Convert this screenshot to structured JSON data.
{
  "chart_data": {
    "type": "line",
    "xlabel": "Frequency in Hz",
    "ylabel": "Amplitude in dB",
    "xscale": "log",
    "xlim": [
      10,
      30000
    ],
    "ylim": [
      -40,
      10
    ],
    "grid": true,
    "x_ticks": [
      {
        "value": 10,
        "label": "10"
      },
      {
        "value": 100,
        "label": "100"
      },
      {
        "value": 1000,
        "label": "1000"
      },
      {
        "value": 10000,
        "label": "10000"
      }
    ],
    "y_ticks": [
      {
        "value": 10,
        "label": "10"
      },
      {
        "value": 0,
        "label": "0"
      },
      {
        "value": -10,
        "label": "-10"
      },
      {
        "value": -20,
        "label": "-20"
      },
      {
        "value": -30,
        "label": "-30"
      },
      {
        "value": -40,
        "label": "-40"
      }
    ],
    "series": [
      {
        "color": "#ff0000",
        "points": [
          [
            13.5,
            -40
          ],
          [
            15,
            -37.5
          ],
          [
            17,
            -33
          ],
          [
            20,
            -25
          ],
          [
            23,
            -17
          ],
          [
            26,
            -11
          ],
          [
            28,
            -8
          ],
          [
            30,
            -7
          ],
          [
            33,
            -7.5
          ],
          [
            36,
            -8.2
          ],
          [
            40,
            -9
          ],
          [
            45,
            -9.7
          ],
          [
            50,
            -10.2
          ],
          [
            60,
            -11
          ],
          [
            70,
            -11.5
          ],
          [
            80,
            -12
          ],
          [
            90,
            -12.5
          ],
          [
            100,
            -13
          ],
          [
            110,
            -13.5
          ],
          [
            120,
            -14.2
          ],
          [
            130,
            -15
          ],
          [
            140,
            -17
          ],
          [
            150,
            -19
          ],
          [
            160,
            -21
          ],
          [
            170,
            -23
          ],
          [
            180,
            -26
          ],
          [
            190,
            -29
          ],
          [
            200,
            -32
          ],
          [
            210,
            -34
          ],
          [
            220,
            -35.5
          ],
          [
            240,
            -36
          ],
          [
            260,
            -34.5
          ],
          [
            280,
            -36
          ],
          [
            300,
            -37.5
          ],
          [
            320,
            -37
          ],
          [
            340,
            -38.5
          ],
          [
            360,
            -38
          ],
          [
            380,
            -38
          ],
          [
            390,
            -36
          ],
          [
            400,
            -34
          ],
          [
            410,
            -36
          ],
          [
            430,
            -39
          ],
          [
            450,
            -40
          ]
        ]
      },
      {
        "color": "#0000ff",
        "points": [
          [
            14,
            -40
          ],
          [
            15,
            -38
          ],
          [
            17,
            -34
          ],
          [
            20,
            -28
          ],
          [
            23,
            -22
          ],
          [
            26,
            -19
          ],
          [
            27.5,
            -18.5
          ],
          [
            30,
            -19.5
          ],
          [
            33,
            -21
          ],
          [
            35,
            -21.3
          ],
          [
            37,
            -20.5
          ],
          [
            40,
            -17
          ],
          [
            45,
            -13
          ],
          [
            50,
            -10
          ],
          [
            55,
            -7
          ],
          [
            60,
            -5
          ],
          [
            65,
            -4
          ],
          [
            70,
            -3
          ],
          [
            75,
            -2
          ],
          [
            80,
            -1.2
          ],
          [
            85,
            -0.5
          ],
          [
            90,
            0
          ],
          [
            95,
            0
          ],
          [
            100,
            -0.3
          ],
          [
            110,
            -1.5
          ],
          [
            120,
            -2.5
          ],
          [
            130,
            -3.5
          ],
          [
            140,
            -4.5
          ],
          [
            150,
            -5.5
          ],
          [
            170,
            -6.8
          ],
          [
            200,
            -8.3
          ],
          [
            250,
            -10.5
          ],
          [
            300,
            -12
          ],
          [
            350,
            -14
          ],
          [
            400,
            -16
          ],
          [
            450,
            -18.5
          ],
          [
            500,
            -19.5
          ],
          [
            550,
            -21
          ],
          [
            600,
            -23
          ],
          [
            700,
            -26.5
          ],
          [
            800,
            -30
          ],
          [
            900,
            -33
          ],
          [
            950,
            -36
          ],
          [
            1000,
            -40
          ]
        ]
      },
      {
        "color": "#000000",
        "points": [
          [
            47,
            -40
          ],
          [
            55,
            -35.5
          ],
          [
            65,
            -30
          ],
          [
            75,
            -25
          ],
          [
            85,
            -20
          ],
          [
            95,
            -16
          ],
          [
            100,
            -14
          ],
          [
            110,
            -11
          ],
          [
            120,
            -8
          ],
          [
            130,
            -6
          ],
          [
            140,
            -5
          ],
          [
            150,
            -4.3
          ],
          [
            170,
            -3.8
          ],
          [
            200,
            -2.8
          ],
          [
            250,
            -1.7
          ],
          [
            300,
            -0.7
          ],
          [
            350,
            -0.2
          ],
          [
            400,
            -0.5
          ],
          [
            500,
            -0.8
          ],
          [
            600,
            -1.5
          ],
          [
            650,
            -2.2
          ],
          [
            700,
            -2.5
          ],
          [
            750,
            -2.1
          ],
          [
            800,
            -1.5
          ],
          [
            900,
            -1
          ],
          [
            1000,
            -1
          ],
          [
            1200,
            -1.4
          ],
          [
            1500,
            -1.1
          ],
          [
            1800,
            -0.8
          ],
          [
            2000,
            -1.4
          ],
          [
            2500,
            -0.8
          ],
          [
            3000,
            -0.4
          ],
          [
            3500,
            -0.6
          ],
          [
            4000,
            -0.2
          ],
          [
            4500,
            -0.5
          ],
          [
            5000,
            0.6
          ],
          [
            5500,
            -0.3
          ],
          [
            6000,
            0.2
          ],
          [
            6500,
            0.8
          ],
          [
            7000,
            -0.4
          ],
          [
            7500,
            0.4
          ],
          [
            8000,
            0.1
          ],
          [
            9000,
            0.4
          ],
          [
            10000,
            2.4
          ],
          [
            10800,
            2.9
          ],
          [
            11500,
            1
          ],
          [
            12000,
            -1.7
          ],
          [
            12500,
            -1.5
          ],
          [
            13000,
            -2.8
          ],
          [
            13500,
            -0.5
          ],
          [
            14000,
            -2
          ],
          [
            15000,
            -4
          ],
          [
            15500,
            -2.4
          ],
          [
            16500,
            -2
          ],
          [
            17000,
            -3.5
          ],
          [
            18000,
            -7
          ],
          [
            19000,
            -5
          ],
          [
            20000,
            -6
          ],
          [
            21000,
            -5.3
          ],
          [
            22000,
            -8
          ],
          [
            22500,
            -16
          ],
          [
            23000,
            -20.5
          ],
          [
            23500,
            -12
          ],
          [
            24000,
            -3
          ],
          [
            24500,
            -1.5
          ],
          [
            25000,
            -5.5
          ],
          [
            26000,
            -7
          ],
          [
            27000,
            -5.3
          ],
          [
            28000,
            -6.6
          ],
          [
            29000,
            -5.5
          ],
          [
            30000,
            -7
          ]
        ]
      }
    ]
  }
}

........

**STATED GOAL:**
Each line above that holds the string "color" should be copied and shown.

**WRITTEN RESPONSE:**
        "color": "#ff0000",
        "color": "#0000ff",
        "color": "#000000",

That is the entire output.